▶ [Aim]:
Omit the pictures and return every entry exactly as written.

▶ [Extracted entries]:
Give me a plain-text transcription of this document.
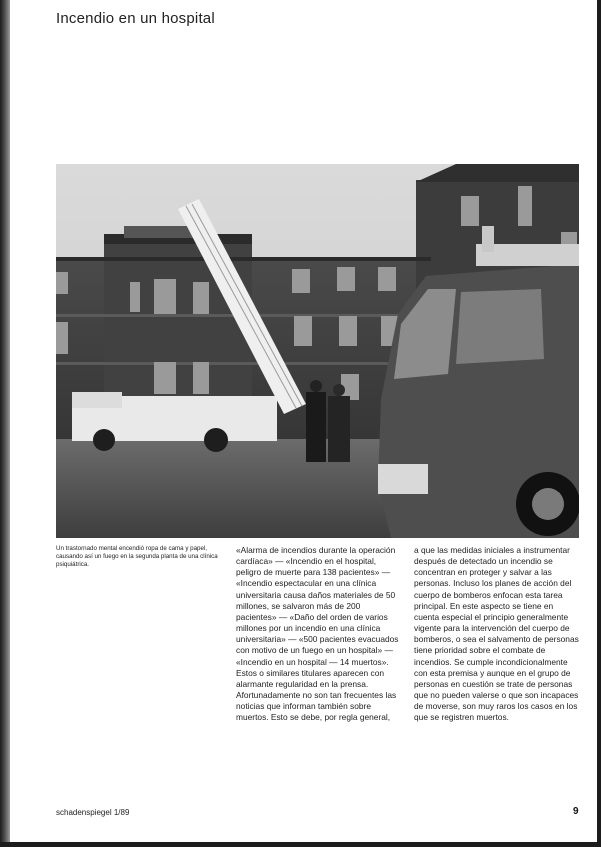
Incendio en un hospital
Un trastornado mental encendió ropa de cama y papel, causando así un fuego en la segunda planta de una clínica psiquiátrica.

«Alarma de incendios durante la operación cardíaca» — «Incendio en el hospital, peligro de muerte para 138 pacientes» — «Incendio espectacular en una clínica universitaria causa daños materiales de 50 millones, se salvaron más de 200 pacientes» — «Daño del orden de varios millones por un incendio en una clínica universitaria» — «500 pacientes evacuados con motivo de un fuego en un hospital» — «Incendio en un hospital — 14 muertos».

Estos o similares titulares aparecen con alarmante regularidad en la prensa. Afortunadamente no son tan frecuentes las noticias que informan también sobre muertos. Esto se debe, por regla general,

a que las medidas iniciales a instrumentar después de detectado un incendio se concentran en proteger y salvar a las personas. Incluso los planes de acción del cuerpo de bomberos enfocan esta tarea principal. En este aspecto se tiene en cuenta especial el principio generalmente vigente para la intervención del cuerpo de bomberos, o sea el salvamento de personas tiene prioridad sobre el combate de incendios. Se cumple incondicionalmente con esta premisa y aunque en el grupo de personas en cuestión se trate de personas que no pueden valerse o que son incapaces de moverse, son muy raros los casos en los que se registren muertos.

schadenspiegel 1/89	9
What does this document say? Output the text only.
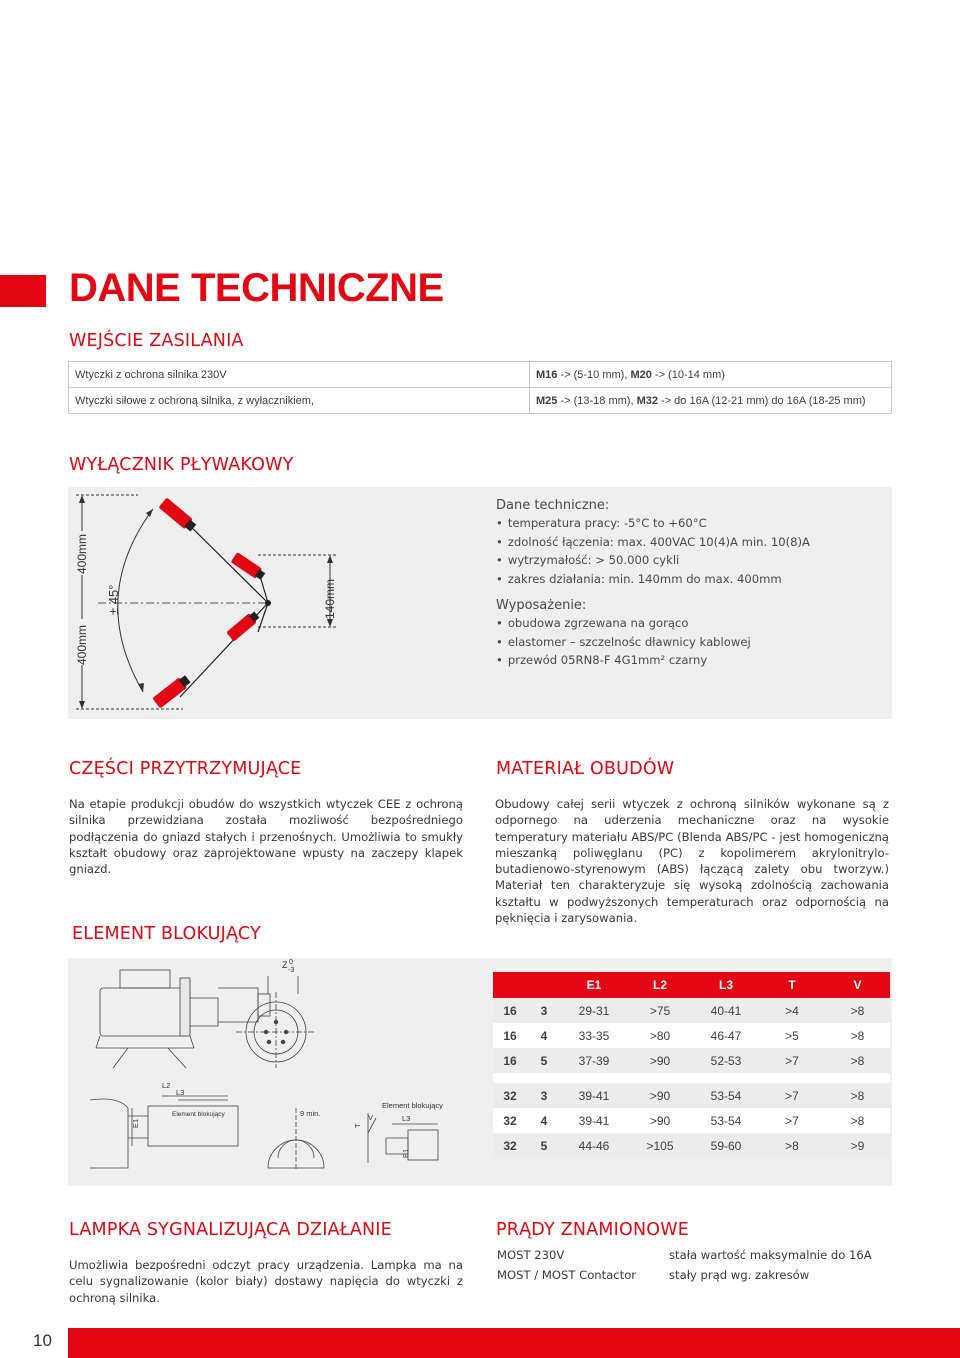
DANE TECHNICZNE
WEJŚCIE ZASILANIA
Wtyczki z ochrona silnika 230V	M16 -> (5-10 mm), M20 -> (10-14 mm)
Wtyczki siłowe z ochroną silnika, z wyłacznikiem,	M25 -> (13-18 mm), M32 -> do 16A (12-21 mm) do 16A (18-25 mm)
WYŁĄCZNIK PŁYWAKOWY
400mm
400mm
± 45°	140mm
Dane techniczne:
• temperatura pracy: -5°C to +60°C
• zdolność łączenia: max. 400VAC 10(4)A min. 10(8)A
• wytrzymałość: > 50.000 cykli
• zakres działania: min. 140mm do max. 400mm
Wyposażenie:
• obudowa zgrzewana na gorąco
• elastomer – szczelnośc dławnicy kablowej
• przewód 05RN8-F 4G1mm² czarny
CZĘŚCI PRZYTRZYMUJĄCE
Na etapie produkcji obudów do wszystkich wtyczek CEE z ochroną silnika przewidziana została mozliwość bezpośredniego podłączenia do gniazd stałych i przenośnych. Umożliwia to smukły kształt obudowy oraz zaprojektowane wpusty na zaczepy klapek gniazd.
MATERIAŁ OBUDÓW
Obudowy całej serii wtyczek z ochroną silników wykonane są z odpornego na uderzenia mechaniczne oraz na wysokie temperatury materiału ABS/PC (Blenda ABS/PC - jest homogeniczną mieszanką poliwęglanu (PC) z kopolimerem akrylonitrylo-butadienowo-styrenowym (ABS) łączącą zalety obu tworzyw.) Materiał ten charakteryzuje się wysoką zdolnością zachowania kształtu w podwyższonych temperaturach oraz odpornością na pęknięcia i zarysowania.
ELEMENT BLOKUJĄCY
Z 0
-3
L2
L3
E1
Element blokujący	9 min.
T
V
Element blokujący
L3
E1
		E1	L2	L3	T	V
16	3	29-31	>75	40-41	>4	>8
16	4	33-35	>80	46-47	>5	>8
16	5	37-39	>90	52-53	>7	>8

32	3	39-41	>90	53-54	>7	>8
32	4	39-41	>90	53-54	>7	>8
32	5	44-46	>105	59-60	>8	>9
LAMPKA SYGNALIZUJĄCA DZIAŁANIE
Umożliwia bezpośredni odczyt pracy urządzenia. Lampka ma na celu sygnalizowanie (kolor biały) dostawy napięcia do wtyczki z ochroną silnika.
PRĄDY ZNAMIONOWE
MOST 230V	stała wartość maksymalnie do 16A
MOST / MOST Contactor	stały prąd wg. zakresów
10
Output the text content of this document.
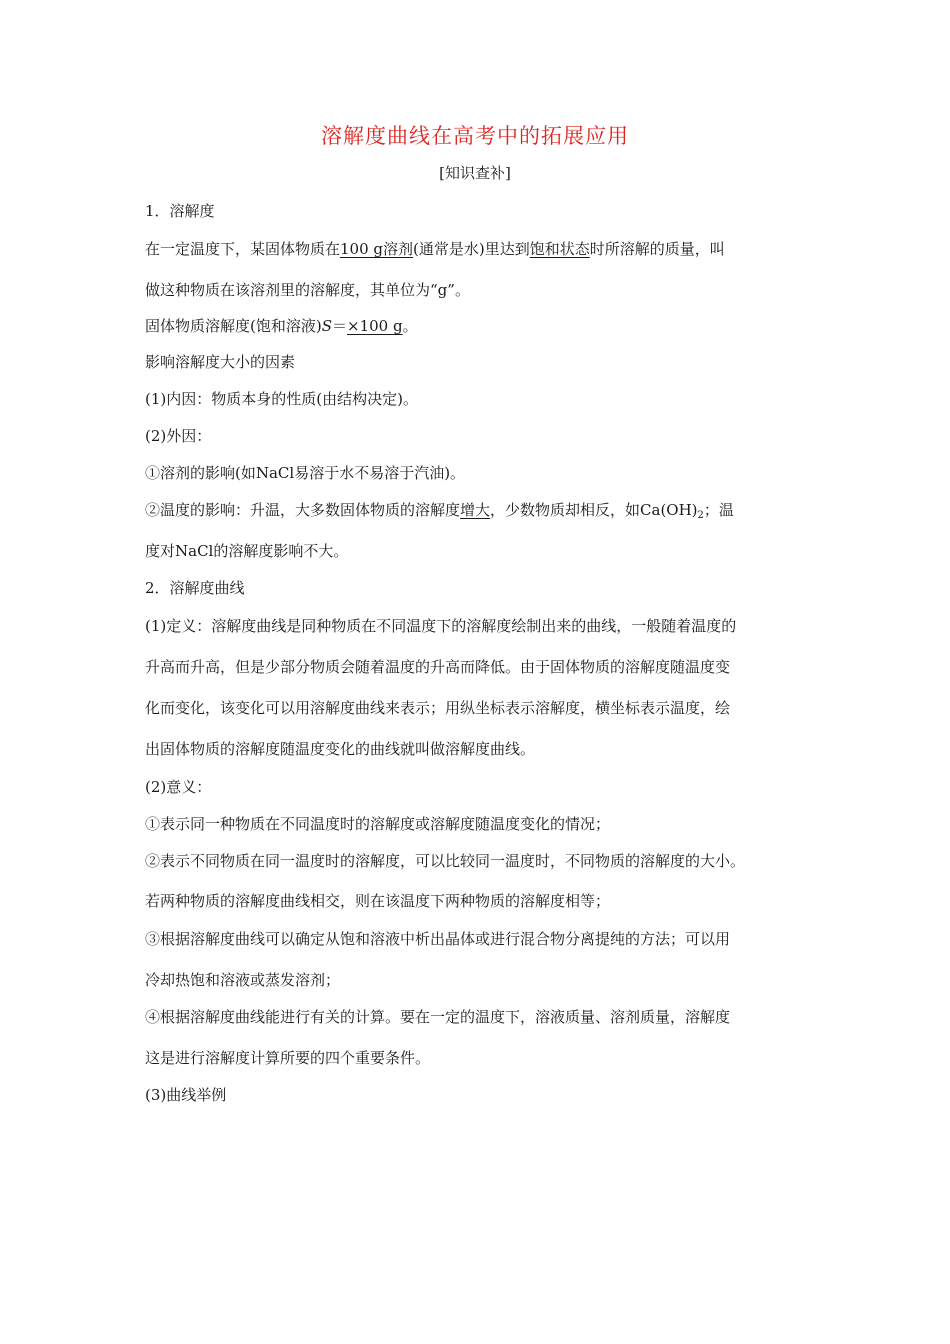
溶解度曲线在高考中的拓展应用
[知识查补]
1．溶解度
在一定温度下，某固体物质在100 g溶剂(通常是水)里达到饱和状态时所溶解的质量，叫
做这种物质在该溶剂里的溶解度，其单位为“g”。
固体物质溶解度(饱和溶液)S＝×100 g。
影响溶解度大小的因素
(1)内因：物质本身的性质(由结构决定)。
(2)外因：
①溶剂的影响(如NaCl易溶于水不易溶于汽油)。
②温度的影响：升温，大多数固体物质的溶解度增大，少数物质却相反，如$Ca(OH)_2$；温
度对NaCl的溶解度影响不大。
2．溶解度曲线
(1)定义：溶解度曲线是同种物质在不同温度下的溶解度绘制出来的曲线，一般随着温度的
升高而升高，但是少部分物质会随着温度的升高而降低。由于固体物质的溶解度随温度变
化而变化，该变化可以用溶解度曲线来表示；用纵坐标表示溶解度，横坐标表示温度，绘
出固体物质的溶解度随温度变化的曲线就叫做溶解度曲线。
(2)意义：
①表示同一种物质在不同温度时的溶解度或溶解度随温度变化的情况；
②表示不同物质在同一温度时的溶解度，可以比较同一温度时，不同物质的溶解度的大小。
若两种物质的溶解度曲线相交，则在该温度下两种物质的溶解度相等；
③根据溶解度曲线可以确定从饱和溶液中析出晶体或进行混合物分离提纯的方法；可以用
冷却热饱和溶液或蒸发溶剂；
④根据溶解度曲线能进行有关的计算。要在一定的温度下，溶液质量、溶剂质量，溶解度
这是进行溶解度计算所要的四个重要条件。
(3)曲线举例
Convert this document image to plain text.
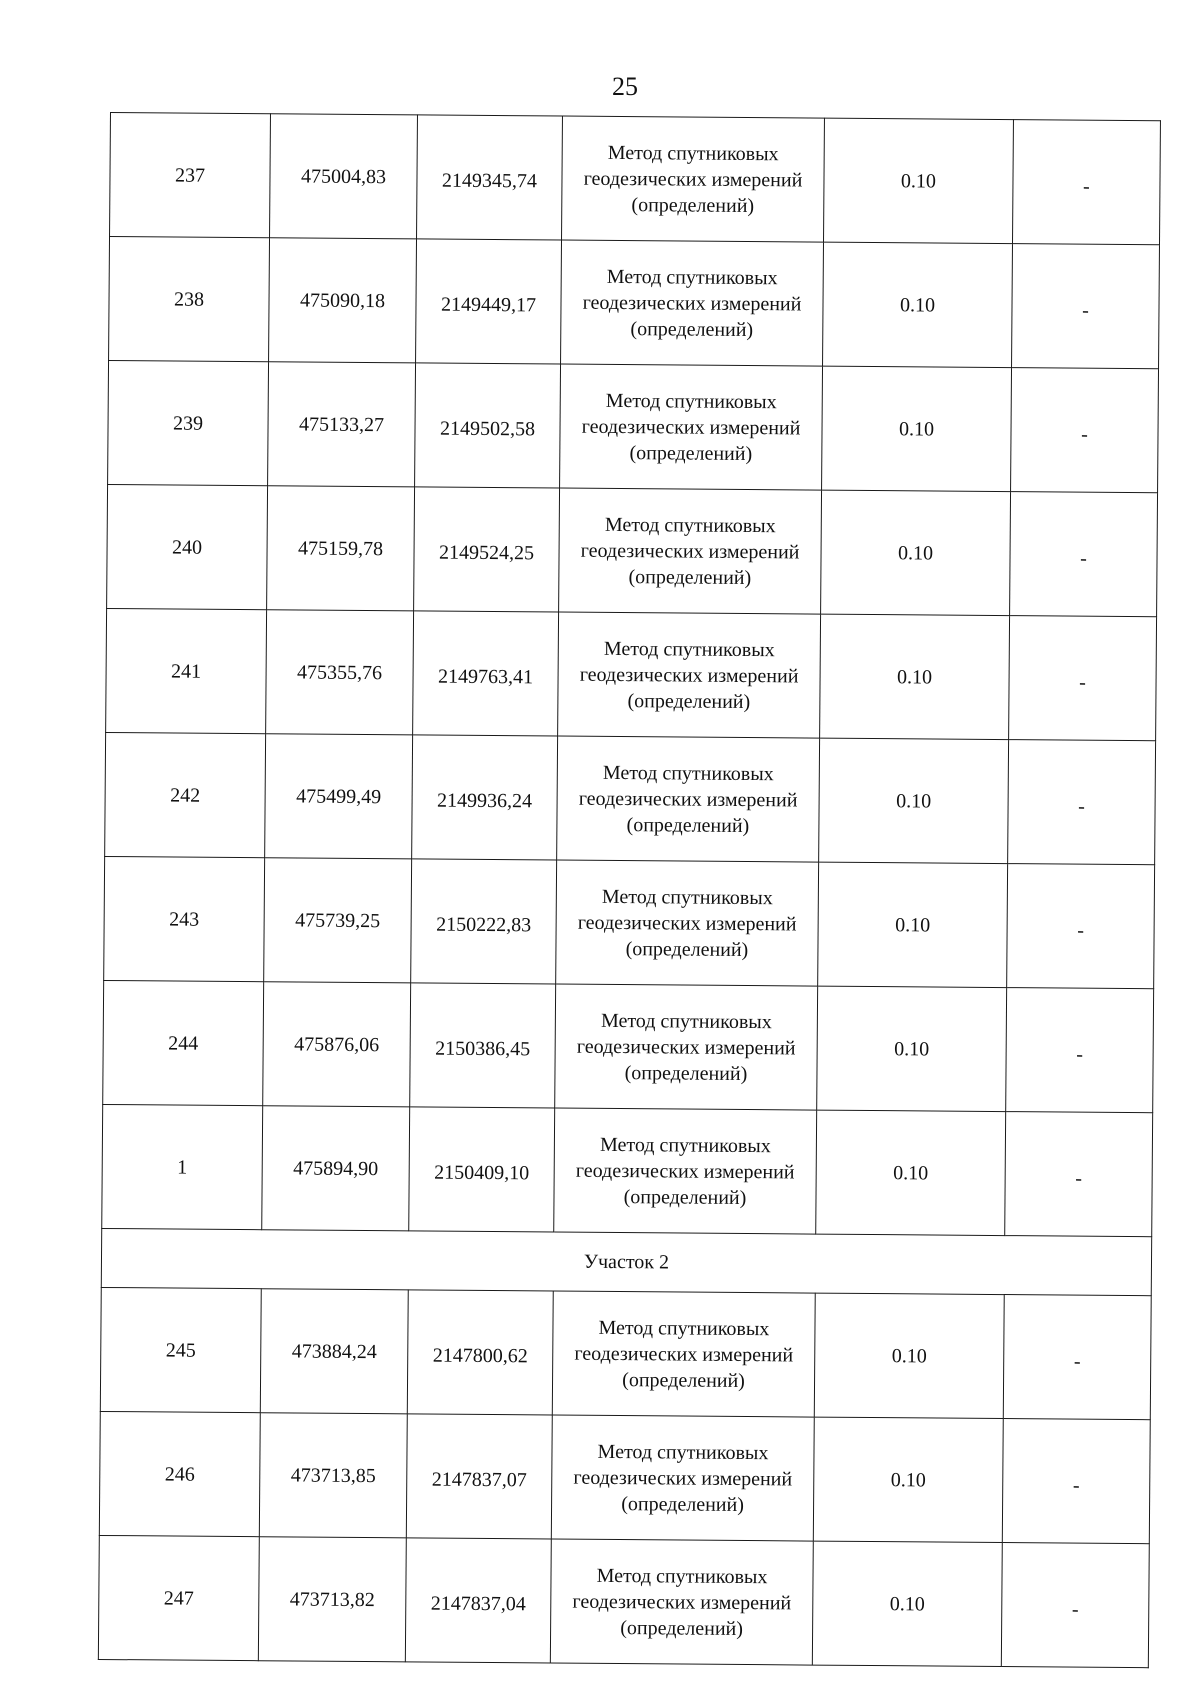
25
237	475004,83	2149345,74	Метод спутниковых геодезических измерений (определений)	0.10	-
238	475090,18	2149449,17	Метод спутниковых геодезических измерений (определений)	0.10	-
239	475133,27	2149502,58	Метод спутниковых геодезических измерений (определений)	0.10	-
240	475159,78	2149524,25	Метод спутниковых геодезических измерений (определений)	0.10	-
241	475355,76	2149763,41	Метод спутниковых геодезических измерений (определений)	0.10	-
242	475499,49	2149936,24	Метод спутниковых геодезических измерений (определений)	0.10	-
243	475739,25	2150222,83	Метод спутниковых геодезических измерений (определений)	0.10	-
244	475876,06	2150386,45	Метод спутниковых геодезических измерений (определений)	0.10	-
1	475894,90	2150409,10	Метод спутниковых геодезических измерений (определений)	0.10	-
Участок 2					
245	473884,24	2147800,62	Метод спутниковых геодезических измерений (определений)	0.10	-
246	473713,85	2147837,07	Метод спутниковых геодезических измерений (определений)	0.10	-
247	473713,82	2147837,04	Метод спутниковых геодезических измерений (определений)	0.10	-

▶ [Output of the exercise]:
Give me a plain-text transcription of this document.
Incendio en un hospital
Un trastornado mental encendió ropa de cama y papel, causando así un fuego en la segunda planta de una clínica psiquiátrica.

«Alarma de incendios durante la operación cardíaca» — «Incendio en el hospital, peligro de muerte para 138 pacientes» — «Incendio espectacular en una clínica universitaria causa daños materiales de 50 millones, se salvaron más de 200 pacientes» — «Daño del orden de varios millones por un incendio en una clínica universitaria» — «500 pacientes evacuados con motivo de un fuego en un hospital» — «Incendio en un hospital — 14 muertos».

Estos o similares titulares aparecen con alarmante regularidad en la prensa. Afortunadamente no son tan frecuentes las noticias que informan también sobre muertos. Esto se debe, por regla general,

a que las medidas iniciales a instrumentar después de detectado un incendio se concentran en proteger y salvar a las personas. Incluso los planes de acción del cuerpo de bomberos enfocan esta tarea principal. En este aspecto se tiene en cuenta especial el principio generalmente vigente para la intervención del cuerpo de bomberos, o sea el salvamento de personas tiene prioridad sobre el combate de incendios. Se cumple incondicionalmente con esta premisa y aunque en el grupo de personas en cuestión se trate de personas que no pueden valerse o que son incapaces de moverse, son muy raros los casos en los que se registren muertos.

schadenspiegel 1/89	9
What does this document say? Output the text only.
DANE TECHNICZNE
WEJŚCIE ZASILANIA
Wtyczki z ochrona silnika 230V	M16 -> (5-10 mm), M20 -> (10-14 mm)
Wtyczki siłowe z ochroną silnika, z wyłacznikiem,	M25 -> (13-18 mm), M32 -> do 16A (12-21 mm) do 16A (18-25 mm)
WYŁĄCZNIK PŁYWAKOWY
400mm
400mm
± 45°	140mm
Dane techniczne:
• temperatura pracy: -5°C to +60°C
• zdolność łączenia: max. 400VAC 10(4)A min. 10(8)A
• wytrzymałość: > 50.000 cykli
• zakres działania: min. 140mm do max. 400mm
Wyposażenie:
• obudowa zgrzewana na gorąco
• elastomer – szczelnośc dławnicy kablowej
• przewód 05RN8-F 4G1mm² czarny
CZĘŚCI PRZYTRZYMUJĄCE
Na etapie produkcji obudów do wszystkich wtyczek CEE z ochroną silnika przewidziana została mozliwość bezpośredniego podłączenia do gniazd stałych i przenośnych. Umożliwia to smukły kształt obudowy oraz zaprojektowane wpusty na zaczepy klapek gniazd.
MATERIAŁ OBUDÓW
Obudowy całej serii wtyczek z ochroną silników wykonane są z odpornego na uderzenia mechaniczne oraz na wysokie temperatury materiału ABS/PC (Blenda ABS/PC - jest homogeniczną mieszanką poliwęglanu (PC) z kopolimerem akrylonitrylo-butadienowo-styrenowym (ABS) łączącą zalety obu tworzyw.) Materiał ten charakteryzuje się wysoką zdolnością zachowania kształtu w podwyższonych temperaturach oraz odpornością na pęknięcia i zarysowania.
ELEMENT BLOKUJĄCY
Z 0
-3
L2
L3
E1
Element blokujący	9 min.
T
V
Element blokujący
L3
E1
		E1	L2	L3	T	V
16	3	29-31	>75	40-41	>4	>8
16	4	33-35	>80	46-47	>5	>8
16	5	37-39	>90	52-53	>7	>8

32	3	39-41	>90	53-54	>7	>8
32	4	39-41	>90	53-54	>7	>8
32	5	44-46	>105	59-60	>8	>9
LAMPKA SYGNALIZUJĄCA DZIAŁANIE
Umożliwia bezpośredni odczyt pracy urządzenia. Lampka ma na celu sygnalizowanie (kolor biały) dostawy napięcia do wtyczki z ochroną silnika.
PRĄDY ZNAMIONOWE
MOST 230V	stała wartość maksymalnie do 16A
MOST / MOST Contactor	stały prąd wg. zakresów
10
Output the text content of this document.
溶解度曲线在高考中的拓展应用
[知识查补]
1．溶解度
在一定温度下，某固体物质在100 g溶剂(通常是水)里达到饱和状态时所溶解的质量，叫
做这种物质在该溶剂里的溶解度，其单位为“g”。
固体物质溶解度(饱和溶液)S＝×100 g。
影响溶解度大小的因素
(1)内因：物质本身的性质(由结构决定)。
(2)外因：
①溶剂的影响(如NaCl易溶于水不易溶于汽油)。
②温度的影响：升温，大多数固体物质的溶解度增大，少数物质却相反，如$Ca(OH)_2$；温
度对NaCl的溶解度影响不大。
2．溶解度曲线
(1)定义：溶解度曲线是同种物质在不同温度下的溶解度绘制出来的曲线，一般随着温度的
升高而升高，但是少部分物质会随着温度的升高而降低。由于固体物质的溶解度随温度变
化而变化，该变化可以用溶解度曲线来表示；用纵坐标表示溶解度，横坐标表示温度，绘
出固体物质的溶解度随温度变化的曲线就叫做溶解度曲线。
(2)意义：
①表示同一种物质在不同温度时的溶解度或溶解度随温度变化的情况；
②表示不同物质在同一温度时的溶解度，可以比较同一温度时，不同物质的溶解度的大小。
若两种物质的溶解度曲线相交，则在该温度下两种物质的溶解度相等；
③根据溶解度曲线可以确定从饱和溶液中析出晶体或进行混合物分离提纯的方法；可以用
冷却热饱和溶液或蒸发溶剂；
④根据溶解度曲线能进行有关的计算。要在一定的温度下，溶液质量、溶剂质量，溶解度
这是进行溶解度计算所要的四个重要条件。
(3)曲线举例
Convert this document image to plain text.
25
237	475004,83	2149345,74	Метод спутниковых геодезических измерений (определений)	0.10	-
238	475090,18	2149449,17	Метод спутниковых геодезических измерений (определений)	0.10	-
239	475133,27	2149502,58	Метод спутниковых геодезических измерений (определений)	0.10	-
240	475159,78	2149524,25	Метод спутниковых геодезических измерений (определений)	0.10	-
241	475355,76	2149763,41	Метод спутниковых геодезических измерений (определений)	0.10	-
242	475499,49	2149936,24	Метод спутниковых геодезических измерений (определений)	0.10	-
243	475739,25	2150222,83	Метод спутниковых геодезических измерений (определений)	0.10	-
244	475876,06	2150386,45	Метод спутниковых геодезических измерений (определений)	0.10	-
1	475894,90	2150409,10	Метод спутниковых геодезических измерений (определений)	0.10	-
Участок 2					
245	473884,24	2147800,62	Метод спутниковых геодезических измерений (определений)	0.10	-
246	473713,85	2147837,07	Метод спутниковых геодезических измерений (определений)	0.10	-
247	473713,82	2147837,04	Метод спутниковых геодезических измерений (определений)	0.10	-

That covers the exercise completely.